## Soal Latihan:
Jawablah pertanyaan berikut berdasarkan teks tentang smartphone dan masalah sosial.
(a) Apa yang disebut sebagai salah satu faktor terbesar penyebab masalah sosial?
(b) Menurut penulis, apa yang seakan begitu dibanggakan oleh orang-orang yang suka mengkritik masyarakat saat ini?
(c) Menurut orang-orang itu, masa lalu selalu bagaimana?

## Potongan Teks:
-------

Ketika orang-orang asik membawa dan menggunakan Smartphone kesayangannya, baik saat sendirian maupun sedang bersama-sama, di jalan, di meja makan, di pengajian, di kamar mandi atau dimanapun itu, namun ketika berbicara permasalahan sosial seperti semakin hilangnya interaksi sosial, hedonisme, individualisme dan lainnya yang dianggap kontra dan anti sosial, orang-orang selalu beralasan bahwa hal tersebut dilatarbelakangi banyak faktor negatif. Salah satu faktor terbesarnya adalah kemajuan teknologi, dimana teknologi seperti Smartphone yang fitur dan aplikasi di dalamnya yang semakin menarik telah menghipnotis, meracuni dan membuat orang-orang melupakan pentingnya berinteraksi atau bersosial. Ya, selalu saja hal tersebut yang diungkapkan.
Banyak orang begitu suka mengkritik masyarakat saat ini. Bagi penulis, orang-orang tersebut seakan begitu membanggakan romantisme masa lalunya, sehingga sering membuat kita merasa begitu buruk tentang saat ini. Mereka berbicara bahwa masa lalu selalu lebih baik dan suci. Dan di era milenia seperti sekarang, di mana smartphone ada di mana-mana, secara spontan langsung menyalahkannya atas beberapa masalah sosial yang ada di masyarakat.

-------

## Bahan Latihan:

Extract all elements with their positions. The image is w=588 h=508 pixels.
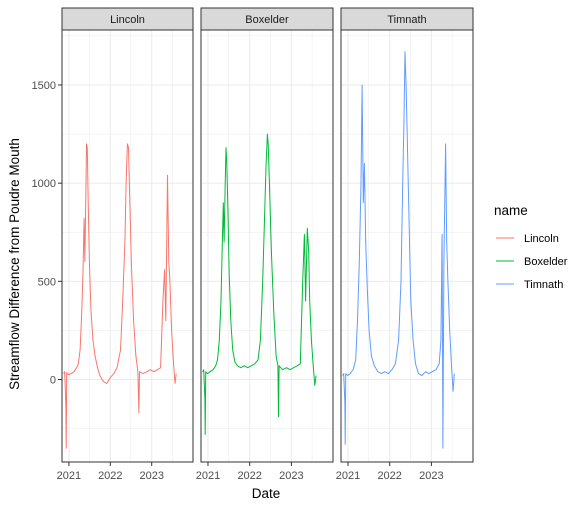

-------

## Jawaban Latihan:
(a) Kemajuan teknologi.
(b) Romantisme masa lalunya.
(c) Lebih baik dan suci.